### Your instructions
Pull out every line from the listing that has the word "when".
* start Data provided *
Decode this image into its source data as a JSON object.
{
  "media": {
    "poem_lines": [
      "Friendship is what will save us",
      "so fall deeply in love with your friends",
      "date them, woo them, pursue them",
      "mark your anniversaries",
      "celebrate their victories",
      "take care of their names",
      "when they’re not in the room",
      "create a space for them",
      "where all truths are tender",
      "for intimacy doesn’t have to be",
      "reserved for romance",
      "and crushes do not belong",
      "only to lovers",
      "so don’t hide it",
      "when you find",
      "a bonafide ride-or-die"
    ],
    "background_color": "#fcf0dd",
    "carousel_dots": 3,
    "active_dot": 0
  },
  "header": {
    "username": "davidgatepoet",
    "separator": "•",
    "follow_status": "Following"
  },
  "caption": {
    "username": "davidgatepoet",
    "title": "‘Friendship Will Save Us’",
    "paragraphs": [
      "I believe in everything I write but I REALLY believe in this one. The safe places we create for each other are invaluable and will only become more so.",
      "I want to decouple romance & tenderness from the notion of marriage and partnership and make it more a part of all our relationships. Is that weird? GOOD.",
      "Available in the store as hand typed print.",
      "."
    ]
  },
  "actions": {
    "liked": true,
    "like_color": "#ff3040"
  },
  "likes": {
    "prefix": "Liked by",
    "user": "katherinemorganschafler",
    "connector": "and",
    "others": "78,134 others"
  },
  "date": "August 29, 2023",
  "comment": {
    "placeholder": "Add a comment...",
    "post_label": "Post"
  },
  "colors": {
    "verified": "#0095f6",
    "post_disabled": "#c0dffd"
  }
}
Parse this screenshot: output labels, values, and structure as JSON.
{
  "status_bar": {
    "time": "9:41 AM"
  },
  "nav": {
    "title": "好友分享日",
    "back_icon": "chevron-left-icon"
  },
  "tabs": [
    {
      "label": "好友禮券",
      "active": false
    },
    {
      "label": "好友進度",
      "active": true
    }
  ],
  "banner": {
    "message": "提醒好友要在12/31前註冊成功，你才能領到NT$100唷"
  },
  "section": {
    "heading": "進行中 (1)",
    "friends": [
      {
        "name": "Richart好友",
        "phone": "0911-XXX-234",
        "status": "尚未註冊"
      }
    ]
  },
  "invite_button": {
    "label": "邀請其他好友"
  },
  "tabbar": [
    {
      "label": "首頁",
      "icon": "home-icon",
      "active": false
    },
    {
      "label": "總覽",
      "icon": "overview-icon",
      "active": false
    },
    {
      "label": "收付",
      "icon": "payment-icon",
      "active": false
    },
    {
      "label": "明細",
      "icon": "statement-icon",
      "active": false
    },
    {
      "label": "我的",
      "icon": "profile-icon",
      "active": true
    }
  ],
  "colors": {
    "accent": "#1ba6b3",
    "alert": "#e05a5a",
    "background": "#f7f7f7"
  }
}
* end Data provided *
### Response for this exercise
      "when they’re not in the room",
      "when you find",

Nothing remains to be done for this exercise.